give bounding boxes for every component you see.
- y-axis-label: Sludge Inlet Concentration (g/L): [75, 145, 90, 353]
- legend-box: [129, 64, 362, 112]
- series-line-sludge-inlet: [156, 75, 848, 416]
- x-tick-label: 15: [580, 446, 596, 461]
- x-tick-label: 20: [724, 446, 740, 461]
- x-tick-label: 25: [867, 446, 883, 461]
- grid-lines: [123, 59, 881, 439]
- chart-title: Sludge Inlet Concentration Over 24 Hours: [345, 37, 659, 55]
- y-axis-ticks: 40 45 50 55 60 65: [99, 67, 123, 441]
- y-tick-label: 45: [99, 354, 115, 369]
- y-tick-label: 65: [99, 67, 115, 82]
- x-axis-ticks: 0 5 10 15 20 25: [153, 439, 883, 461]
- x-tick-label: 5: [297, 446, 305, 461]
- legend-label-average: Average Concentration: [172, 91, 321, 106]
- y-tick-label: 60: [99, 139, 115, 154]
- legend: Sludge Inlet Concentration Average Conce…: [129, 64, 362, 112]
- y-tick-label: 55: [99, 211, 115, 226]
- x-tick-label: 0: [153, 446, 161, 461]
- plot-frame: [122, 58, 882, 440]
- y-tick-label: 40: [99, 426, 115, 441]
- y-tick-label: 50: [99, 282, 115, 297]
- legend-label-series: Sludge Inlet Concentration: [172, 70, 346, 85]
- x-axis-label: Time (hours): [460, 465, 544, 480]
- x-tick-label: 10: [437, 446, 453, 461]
###
### Aim of the task
Reproduce all of the records above, substituting "Sludge Feed Concentration" for every occurrence of "Sludge Inlet Concentration" and leaving everything else unchanged.

### Result
give bounding boxes for every component you see.
- y-axis-label: Sludge Feed Concentration (g/L): [75, 145, 90, 353]
- legend-box: [129, 64, 362, 112]
- series-line-sludge-inlet: [156, 75, 848, 416]
- x-tick-label: 15: [580, 446, 596, 461]
- x-tick-label: 20: [724, 446, 740, 461]
- x-tick-label: 25: [867, 446, 883, 461]
- grid-lines: [123, 59, 881, 439]
- chart-title: Sludge Feed Concentration Over 24 Hours: [345, 37, 659, 55]
- y-axis-ticks: 40 45 50 55 60 65: [99, 67, 123, 441]
- y-tick-label: 45: [99, 354, 115, 369]
- y-tick-label: 65: [99, 67, 115, 82]
- x-axis-ticks: 0 5 10 15 20 25: [153, 439, 883, 461]
- x-tick-label: 5: [297, 446, 305, 461]
- legend-label-average: Average Concentration: [172, 91, 321, 106]
- y-tick-label: 60: [99, 139, 115, 154]
- legend: Sludge Feed Concentration Average Conce…: [129, 64, 362, 112]
- y-tick-label: 55: [99, 211, 115, 226]
- x-tick-label: 0: [153, 446, 161, 461]
- plot-frame: [122, 58, 882, 440]
- y-tick-label: 40: [99, 426, 115, 441]
- y-tick-label: 50: [99, 282, 115, 297]
- legend-label-series: Sludge Feed Concentration: [172, 70, 346, 85]
- x-axis-label: Time (hours): [460, 465, 544, 480]
- x-tick-label: 10: [437, 446, 453, 461]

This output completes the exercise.